> **PROVIDED ENTRIES**
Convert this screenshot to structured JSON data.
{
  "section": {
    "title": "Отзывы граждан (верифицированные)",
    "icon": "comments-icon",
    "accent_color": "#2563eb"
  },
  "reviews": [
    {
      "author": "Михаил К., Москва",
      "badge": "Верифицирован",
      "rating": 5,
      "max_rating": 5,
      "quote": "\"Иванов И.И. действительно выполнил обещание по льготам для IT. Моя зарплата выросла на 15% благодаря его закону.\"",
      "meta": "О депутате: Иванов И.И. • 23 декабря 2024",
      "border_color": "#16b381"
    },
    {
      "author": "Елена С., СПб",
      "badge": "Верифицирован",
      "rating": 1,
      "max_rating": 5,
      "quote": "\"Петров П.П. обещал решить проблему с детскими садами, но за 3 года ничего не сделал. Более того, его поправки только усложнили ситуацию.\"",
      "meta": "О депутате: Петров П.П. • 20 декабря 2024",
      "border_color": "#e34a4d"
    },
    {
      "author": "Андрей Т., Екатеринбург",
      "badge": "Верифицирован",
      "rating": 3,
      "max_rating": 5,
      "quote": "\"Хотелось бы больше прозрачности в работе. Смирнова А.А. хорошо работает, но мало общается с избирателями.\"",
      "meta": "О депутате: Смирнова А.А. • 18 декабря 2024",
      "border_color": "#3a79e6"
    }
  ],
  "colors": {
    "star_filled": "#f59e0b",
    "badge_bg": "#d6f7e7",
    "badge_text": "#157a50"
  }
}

> **EXERCISE AIM**
Copy all the records above exactly, missing none.

> **SOLUTION FOR THIS PROBLEM**
Convert this screenshot to structured JSON data.
{
  "section": {
    "title": "Отзывы граждан (верифицированные)",
    "icon": "comments-icon",
    "accent_color": "#2563eb"
  },
  "reviews": [
    {
      "author": "Михаил К., Москва",
      "badge": "Верифицирован",
      "rating": 5,
      "max_rating": 5,
      "quote": "\"Иванов И.И. действительно выполнил обещание по льготам для IT. Моя зарплата выросла на 15% благодаря его закону.\"",
      "meta": "О депутате: Иванов И.И. • 23 декабря 2024",
      "border_color": "#16b381"
    },
    {
      "author": "Елена С., СПб",
      "badge": "Верифицирован",
      "rating": 1,
      "max_rating": 5,
      "quote": "\"Петров П.П. обещал решить проблему с детскими садами, но за 3 года ничего не сделал. Более того, его поправки только усложнили ситуацию.\"",
      "meta": "О депутате: Петров П.П. • 20 декабря 2024",
      "border_color": "#e34a4d"
    },
    {
      "author": "Андрей Т., Екатеринбург",
      "badge": "Верифицирован",
      "rating": 3,
      "max_rating": 5,
      "quote": "\"Хотелось бы больше прозрачности в работе. Смирнова А.А. хорошо работает, но мало общается с избирателями.\"",
      "meta": "О депутате: Смирнова А.А. • 18 декабря 2024",
      "border_color": "#3a79e6"
    }
  ],
  "colors": {
    "star_filled": "#f59e0b",
    "badge_bg": "#d6f7e7",
    "badge_text": "#157a50"
  }
}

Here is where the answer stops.